# DIRECTIONS FOR THIS TASK:
Without the pictures, copy the entries below word for word.

# INPUT RECORDS:
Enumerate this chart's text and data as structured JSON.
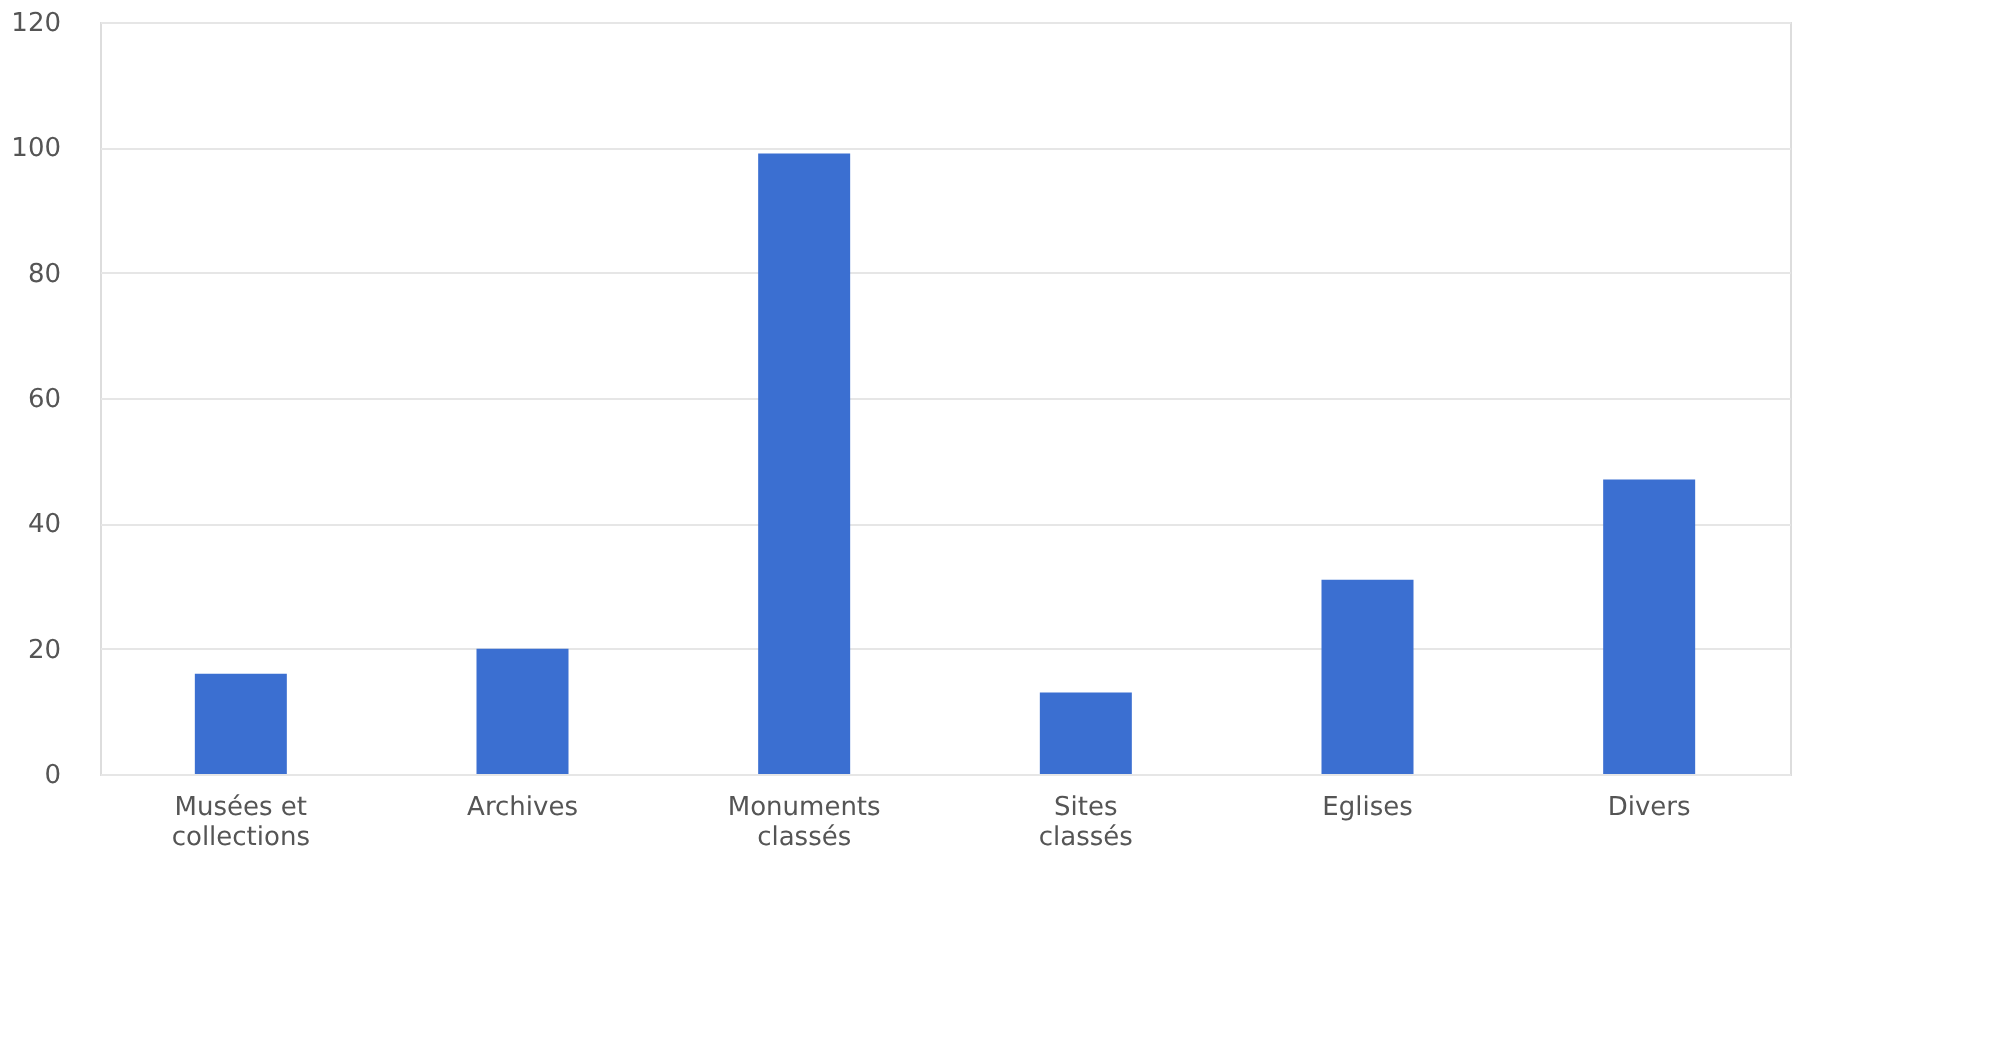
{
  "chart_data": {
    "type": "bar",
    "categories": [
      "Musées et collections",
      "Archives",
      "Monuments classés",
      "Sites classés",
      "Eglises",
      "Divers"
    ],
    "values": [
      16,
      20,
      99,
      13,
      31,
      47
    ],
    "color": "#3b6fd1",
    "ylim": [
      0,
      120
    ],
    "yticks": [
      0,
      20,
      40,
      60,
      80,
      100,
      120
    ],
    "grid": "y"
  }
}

# RESULT BELOW:
Enumerate this chart's text and data as structured JSON.
{
  "chart_data": {
    "type": "bar",
    "categories": [
      "Musées et collections",
      "Archives",
      "Monuments classés",
      "Sites classés",
      "Eglises",
      "Divers"
    ],
    "values": [
      16,
      20,
      99,
      13,
      31,
      47
    ],
    "color": "#3b6fd1",
    "ylim": [
      0,
      120
    ],
    "yticks": [
      0,
      20,
      40,
      60,
      80,
      100,
      120
    ],
    "grid": "y"
  }
}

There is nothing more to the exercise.